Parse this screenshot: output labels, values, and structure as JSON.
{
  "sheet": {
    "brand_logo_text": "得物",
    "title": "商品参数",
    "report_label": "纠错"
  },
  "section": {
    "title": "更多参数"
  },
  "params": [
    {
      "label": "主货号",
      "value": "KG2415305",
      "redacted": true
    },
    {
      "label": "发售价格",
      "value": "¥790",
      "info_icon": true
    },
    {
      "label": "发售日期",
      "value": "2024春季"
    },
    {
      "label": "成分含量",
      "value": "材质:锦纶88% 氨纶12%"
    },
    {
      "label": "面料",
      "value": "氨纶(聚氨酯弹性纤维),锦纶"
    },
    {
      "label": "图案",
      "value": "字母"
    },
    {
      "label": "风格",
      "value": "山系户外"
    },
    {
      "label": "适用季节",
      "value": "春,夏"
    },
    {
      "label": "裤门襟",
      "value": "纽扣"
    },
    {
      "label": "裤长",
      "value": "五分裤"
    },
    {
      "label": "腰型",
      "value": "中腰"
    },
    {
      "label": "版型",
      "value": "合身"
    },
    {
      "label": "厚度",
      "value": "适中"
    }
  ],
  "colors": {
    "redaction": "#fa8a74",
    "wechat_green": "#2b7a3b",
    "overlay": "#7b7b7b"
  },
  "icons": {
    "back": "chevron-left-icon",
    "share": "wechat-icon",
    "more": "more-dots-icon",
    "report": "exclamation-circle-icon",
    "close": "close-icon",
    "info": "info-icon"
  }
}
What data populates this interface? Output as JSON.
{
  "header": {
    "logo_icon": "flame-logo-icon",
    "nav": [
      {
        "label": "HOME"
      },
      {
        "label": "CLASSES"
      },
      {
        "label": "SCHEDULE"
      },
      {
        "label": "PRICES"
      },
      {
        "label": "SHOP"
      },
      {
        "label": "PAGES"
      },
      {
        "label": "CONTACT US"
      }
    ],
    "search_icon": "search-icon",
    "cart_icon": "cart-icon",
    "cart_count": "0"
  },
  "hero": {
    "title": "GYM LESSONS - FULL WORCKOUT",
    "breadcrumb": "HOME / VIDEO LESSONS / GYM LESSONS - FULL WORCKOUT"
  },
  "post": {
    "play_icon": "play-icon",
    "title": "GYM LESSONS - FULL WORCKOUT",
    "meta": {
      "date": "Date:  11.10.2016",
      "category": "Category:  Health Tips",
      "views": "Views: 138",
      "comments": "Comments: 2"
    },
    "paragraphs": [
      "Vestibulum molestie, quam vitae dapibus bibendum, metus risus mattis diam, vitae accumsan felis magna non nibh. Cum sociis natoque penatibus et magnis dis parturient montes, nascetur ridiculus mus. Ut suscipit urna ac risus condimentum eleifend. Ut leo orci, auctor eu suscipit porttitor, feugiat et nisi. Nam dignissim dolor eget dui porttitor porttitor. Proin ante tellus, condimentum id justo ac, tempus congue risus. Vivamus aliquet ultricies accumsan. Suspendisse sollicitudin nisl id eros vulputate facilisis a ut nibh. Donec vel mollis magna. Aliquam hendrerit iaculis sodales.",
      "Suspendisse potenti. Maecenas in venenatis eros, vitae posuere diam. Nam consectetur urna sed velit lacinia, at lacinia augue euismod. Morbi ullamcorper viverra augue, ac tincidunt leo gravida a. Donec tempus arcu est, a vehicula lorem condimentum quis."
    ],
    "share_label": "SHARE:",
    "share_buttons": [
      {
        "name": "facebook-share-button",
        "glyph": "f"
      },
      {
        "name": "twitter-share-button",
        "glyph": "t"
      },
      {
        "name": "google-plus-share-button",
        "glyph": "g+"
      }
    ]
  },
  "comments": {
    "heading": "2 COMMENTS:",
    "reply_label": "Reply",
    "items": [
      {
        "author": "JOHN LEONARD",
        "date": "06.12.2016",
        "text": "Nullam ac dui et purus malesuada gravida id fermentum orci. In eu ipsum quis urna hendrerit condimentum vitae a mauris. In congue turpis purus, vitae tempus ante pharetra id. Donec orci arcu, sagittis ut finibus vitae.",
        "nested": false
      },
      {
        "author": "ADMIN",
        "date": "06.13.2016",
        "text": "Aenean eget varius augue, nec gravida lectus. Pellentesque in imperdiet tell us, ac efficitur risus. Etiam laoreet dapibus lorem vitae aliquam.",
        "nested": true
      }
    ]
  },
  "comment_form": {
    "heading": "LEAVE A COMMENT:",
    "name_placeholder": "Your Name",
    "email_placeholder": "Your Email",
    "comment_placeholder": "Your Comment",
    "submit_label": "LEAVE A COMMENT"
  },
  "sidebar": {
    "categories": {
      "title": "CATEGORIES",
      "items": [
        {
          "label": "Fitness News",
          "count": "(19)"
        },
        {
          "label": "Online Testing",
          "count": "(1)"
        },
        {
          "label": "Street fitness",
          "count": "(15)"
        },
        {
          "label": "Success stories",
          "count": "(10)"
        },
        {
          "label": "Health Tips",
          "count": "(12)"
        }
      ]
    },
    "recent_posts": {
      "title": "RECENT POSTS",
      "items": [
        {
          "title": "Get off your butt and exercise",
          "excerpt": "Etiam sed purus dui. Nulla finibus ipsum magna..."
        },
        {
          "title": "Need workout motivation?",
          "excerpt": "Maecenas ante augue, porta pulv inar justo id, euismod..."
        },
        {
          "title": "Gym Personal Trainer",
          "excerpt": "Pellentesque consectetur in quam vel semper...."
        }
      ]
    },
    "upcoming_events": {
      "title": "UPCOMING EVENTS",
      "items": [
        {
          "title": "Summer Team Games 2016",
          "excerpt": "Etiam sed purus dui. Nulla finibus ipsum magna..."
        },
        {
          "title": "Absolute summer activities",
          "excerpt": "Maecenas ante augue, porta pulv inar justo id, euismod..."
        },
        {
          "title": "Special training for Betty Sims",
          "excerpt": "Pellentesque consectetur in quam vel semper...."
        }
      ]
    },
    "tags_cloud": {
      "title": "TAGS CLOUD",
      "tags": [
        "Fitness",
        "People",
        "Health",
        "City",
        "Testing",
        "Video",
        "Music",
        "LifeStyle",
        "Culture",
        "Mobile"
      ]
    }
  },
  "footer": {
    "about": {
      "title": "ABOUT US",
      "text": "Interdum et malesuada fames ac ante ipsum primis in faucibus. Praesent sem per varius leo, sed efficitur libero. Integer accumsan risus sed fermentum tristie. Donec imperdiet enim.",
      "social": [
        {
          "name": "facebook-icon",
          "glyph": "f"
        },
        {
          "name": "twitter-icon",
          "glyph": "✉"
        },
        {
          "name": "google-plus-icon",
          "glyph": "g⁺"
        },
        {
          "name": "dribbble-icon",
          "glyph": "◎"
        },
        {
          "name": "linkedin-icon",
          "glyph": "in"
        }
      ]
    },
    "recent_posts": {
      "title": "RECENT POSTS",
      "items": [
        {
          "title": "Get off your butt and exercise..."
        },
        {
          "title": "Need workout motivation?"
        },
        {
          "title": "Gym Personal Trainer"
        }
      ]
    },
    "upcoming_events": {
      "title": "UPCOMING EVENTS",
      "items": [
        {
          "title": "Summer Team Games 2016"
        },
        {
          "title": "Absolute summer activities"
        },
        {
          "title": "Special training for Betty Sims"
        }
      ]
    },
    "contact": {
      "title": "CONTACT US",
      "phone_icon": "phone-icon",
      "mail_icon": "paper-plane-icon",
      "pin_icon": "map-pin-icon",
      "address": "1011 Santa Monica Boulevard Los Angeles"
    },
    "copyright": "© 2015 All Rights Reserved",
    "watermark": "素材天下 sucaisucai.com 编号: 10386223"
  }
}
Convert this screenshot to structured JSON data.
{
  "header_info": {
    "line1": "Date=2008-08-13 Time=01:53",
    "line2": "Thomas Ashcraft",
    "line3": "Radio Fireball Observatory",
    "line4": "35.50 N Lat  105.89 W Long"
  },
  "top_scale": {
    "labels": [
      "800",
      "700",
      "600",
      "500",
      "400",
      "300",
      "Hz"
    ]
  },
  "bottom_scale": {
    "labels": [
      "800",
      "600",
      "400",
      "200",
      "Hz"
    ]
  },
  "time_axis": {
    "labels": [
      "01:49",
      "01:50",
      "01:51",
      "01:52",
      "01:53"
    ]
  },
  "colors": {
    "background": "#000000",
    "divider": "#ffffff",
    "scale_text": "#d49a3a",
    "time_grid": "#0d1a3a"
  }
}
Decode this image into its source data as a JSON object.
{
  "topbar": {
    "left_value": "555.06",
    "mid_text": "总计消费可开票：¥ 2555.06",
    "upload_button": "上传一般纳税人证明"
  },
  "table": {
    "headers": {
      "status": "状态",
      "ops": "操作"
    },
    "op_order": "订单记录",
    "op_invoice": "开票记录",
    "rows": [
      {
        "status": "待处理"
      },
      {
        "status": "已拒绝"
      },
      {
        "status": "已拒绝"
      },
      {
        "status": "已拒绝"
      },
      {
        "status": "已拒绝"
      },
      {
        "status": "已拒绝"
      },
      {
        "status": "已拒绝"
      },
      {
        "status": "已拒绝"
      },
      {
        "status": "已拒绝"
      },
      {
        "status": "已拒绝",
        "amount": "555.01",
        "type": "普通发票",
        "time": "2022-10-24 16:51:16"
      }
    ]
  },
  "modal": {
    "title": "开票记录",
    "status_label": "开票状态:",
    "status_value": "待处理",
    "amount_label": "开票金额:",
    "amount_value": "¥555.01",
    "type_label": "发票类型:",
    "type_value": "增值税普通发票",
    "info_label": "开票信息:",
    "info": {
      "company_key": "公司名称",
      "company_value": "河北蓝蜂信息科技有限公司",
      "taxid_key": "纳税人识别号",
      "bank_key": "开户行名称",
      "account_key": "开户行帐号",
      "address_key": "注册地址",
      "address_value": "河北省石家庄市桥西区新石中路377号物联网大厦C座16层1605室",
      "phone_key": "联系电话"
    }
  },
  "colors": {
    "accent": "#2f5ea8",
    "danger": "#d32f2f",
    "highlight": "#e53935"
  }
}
= = = =
Task statement - Within the listing above, work out how many lines contain the string "facebook", and reply with that number only.

Task answer - 2